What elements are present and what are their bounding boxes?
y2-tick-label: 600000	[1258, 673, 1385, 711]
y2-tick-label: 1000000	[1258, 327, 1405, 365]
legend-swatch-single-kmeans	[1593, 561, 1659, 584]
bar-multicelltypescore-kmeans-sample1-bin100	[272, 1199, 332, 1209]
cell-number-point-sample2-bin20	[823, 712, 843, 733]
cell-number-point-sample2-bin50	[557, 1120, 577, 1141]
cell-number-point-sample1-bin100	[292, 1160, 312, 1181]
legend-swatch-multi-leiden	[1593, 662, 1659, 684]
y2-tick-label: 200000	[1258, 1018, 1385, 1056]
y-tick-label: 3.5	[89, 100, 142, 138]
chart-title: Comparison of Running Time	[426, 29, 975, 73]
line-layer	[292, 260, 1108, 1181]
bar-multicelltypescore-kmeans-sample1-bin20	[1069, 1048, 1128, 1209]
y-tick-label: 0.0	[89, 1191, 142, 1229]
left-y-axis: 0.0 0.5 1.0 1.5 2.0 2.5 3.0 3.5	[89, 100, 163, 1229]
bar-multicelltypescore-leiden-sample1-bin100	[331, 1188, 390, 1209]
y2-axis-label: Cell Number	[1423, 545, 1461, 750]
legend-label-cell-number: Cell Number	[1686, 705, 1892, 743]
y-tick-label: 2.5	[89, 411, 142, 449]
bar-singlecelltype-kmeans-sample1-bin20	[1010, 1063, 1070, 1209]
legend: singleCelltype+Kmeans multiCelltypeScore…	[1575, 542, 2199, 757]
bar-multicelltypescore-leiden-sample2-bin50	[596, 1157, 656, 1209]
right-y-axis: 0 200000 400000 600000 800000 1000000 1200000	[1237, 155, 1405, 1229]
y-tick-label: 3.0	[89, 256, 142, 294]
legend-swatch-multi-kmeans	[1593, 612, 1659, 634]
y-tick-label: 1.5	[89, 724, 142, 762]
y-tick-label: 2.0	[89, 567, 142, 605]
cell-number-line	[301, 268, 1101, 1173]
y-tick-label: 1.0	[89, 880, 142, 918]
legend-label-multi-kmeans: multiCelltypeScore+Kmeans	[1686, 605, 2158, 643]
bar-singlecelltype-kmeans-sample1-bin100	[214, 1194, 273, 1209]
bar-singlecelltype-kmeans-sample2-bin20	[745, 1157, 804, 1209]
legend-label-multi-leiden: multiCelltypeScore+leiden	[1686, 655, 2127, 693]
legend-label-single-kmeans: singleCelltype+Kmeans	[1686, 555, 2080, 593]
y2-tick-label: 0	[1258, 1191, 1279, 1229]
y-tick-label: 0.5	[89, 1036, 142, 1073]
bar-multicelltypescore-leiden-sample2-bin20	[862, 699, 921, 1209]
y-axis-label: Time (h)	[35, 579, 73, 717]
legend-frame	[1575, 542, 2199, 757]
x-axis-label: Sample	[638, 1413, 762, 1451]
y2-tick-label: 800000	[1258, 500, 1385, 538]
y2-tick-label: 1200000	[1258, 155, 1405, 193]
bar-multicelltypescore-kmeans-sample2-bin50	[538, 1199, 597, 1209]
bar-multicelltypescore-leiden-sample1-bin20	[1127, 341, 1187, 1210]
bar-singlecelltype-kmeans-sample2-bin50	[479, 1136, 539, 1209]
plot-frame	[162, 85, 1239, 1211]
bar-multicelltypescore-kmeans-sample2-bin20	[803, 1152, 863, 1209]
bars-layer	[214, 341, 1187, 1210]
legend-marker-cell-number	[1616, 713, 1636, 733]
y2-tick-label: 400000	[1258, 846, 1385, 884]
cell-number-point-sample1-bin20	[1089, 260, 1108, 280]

━━━━━━

▶ [STATED GOAL]:
Swap "Running Time" for "Runtime" throughout the records above and give all the records again with nothing else changed.

▶ [TASK RESULT]:
What elements are present and what are their bounding boxes?
y2-tick-label: 600000	[1258, 673, 1385, 711]
y2-tick-label: 1000000	[1258, 327, 1405, 365]
legend-swatch-single-kmeans	[1593, 561, 1659, 584]
bar-multicelltypescore-kmeans-sample1-bin100	[272, 1199, 332, 1209]
cell-number-point-sample2-bin20	[823, 712, 843, 733]
cell-number-point-sample2-bin50	[557, 1120, 577, 1141]
cell-number-point-sample1-bin100	[292, 1160, 312, 1181]
legend-swatch-multi-leiden	[1593, 662, 1659, 684]
y2-tick-label: 200000	[1258, 1018, 1385, 1056]
y-tick-label: 3.5	[89, 100, 142, 138]
chart-title: Comparison of Runtime	[426, 29, 975, 73]
line-layer	[292, 260, 1108, 1181]
bar-multicelltypescore-kmeans-sample1-bin20	[1069, 1048, 1128, 1209]
y-tick-label: 0.0	[89, 1191, 142, 1229]
left-y-axis: 0.0 0.5 1.0 1.5 2.0 2.5 3.0 3.5	[89, 100, 163, 1229]
bar-multicelltypescore-leiden-sample1-bin100	[331, 1188, 390, 1209]
y2-axis-label: Cell Number	[1423, 545, 1461, 750]
legend-label-cell-number: Cell Number	[1686, 705, 1892, 743]
y-tick-label: 2.5	[89, 411, 142, 449]
bar-singlecelltype-kmeans-sample1-bin20	[1010, 1063, 1070, 1209]
legend: singleCelltype+Kmeans multiCelltypeScore…	[1575, 542, 2199, 757]
bar-multicelltypescore-leiden-sample2-bin50	[596, 1157, 656, 1209]
right-y-axis: 0 200000 400000 600000 800000 1000000 1200000	[1237, 155, 1405, 1229]
y-tick-label: 3.0	[89, 256, 142, 294]
legend-swatch-multi-kmeans	[1593, 612, 1659, 634]
y-tick-label: 1.5	[89, 724, 142, 762]
y-tick-label: 2.0	[89, 567, 142, 605]
cell-number-line	[301, 268, 1101, 1173]
y-tick-label: 1.0	[89, 880, 142, 918]
legend-label-multi-kmeans: multiCelltypeScore+Kmeans	[1686, 605, 2158, 643]
bar-singlecelltype-kmeans-sample1-bin100	[214, 1194, 273, 1209]
bar-singlecelltype-kmeans-sample2-bin20	[745, 1157, 804, 1209]
legend-label-multi-leiden: multiCelltypeScore+leiden	[1686, 655, 2127, 693]
legend-label-single-kmeans: singleCelltype+Kmeans	[1686, 555, 2080, 593]
y2-tick-label: 0	[1258, 1191, 1279, 1229]
y-tick-label: 0.5	[89, 1036, 142, 1073]
bar-multicelltypescore-leiden-sample2-bin20	[862, 699, 921, 1209]
y-axis-label: Time (h)	[35, 579, 73, 717]
legend-frame	[1575, 542, 2199, 757]
x-axis-label: Sample	[638, 1413, 762, 1451]
y2-tick-label: 800000	[1258, 500, 1385, 538]
y2-tick-label: 1200000	[1258, 155, 1405, 193]
bar-multicelltypescore-kmeans-sample2-bin50	[538, 1199, 597, 1209]
bar-multicelltypescore-leiden-sample1-bin20	[1127, 341, 1187, 1210]
bar-singlecelltype-kmeans-sample2-bin50	[479, 1136, 539, 1209]
plot-frame	[162, 85, 1239, 1211]
bar-multicelltypescore-kmeans-sample2-bin20	[803, 1152, 863, 1209]
bars-layer	[214, 341, 1187, 1210]
legend-marker-cell-number	[1616, 713, 1636, 733]
y2-tick-label: 400000	[1258, 846, 1385, 884]
cell-number-point-sample1-bin20	[1089, 260, 1108, 280]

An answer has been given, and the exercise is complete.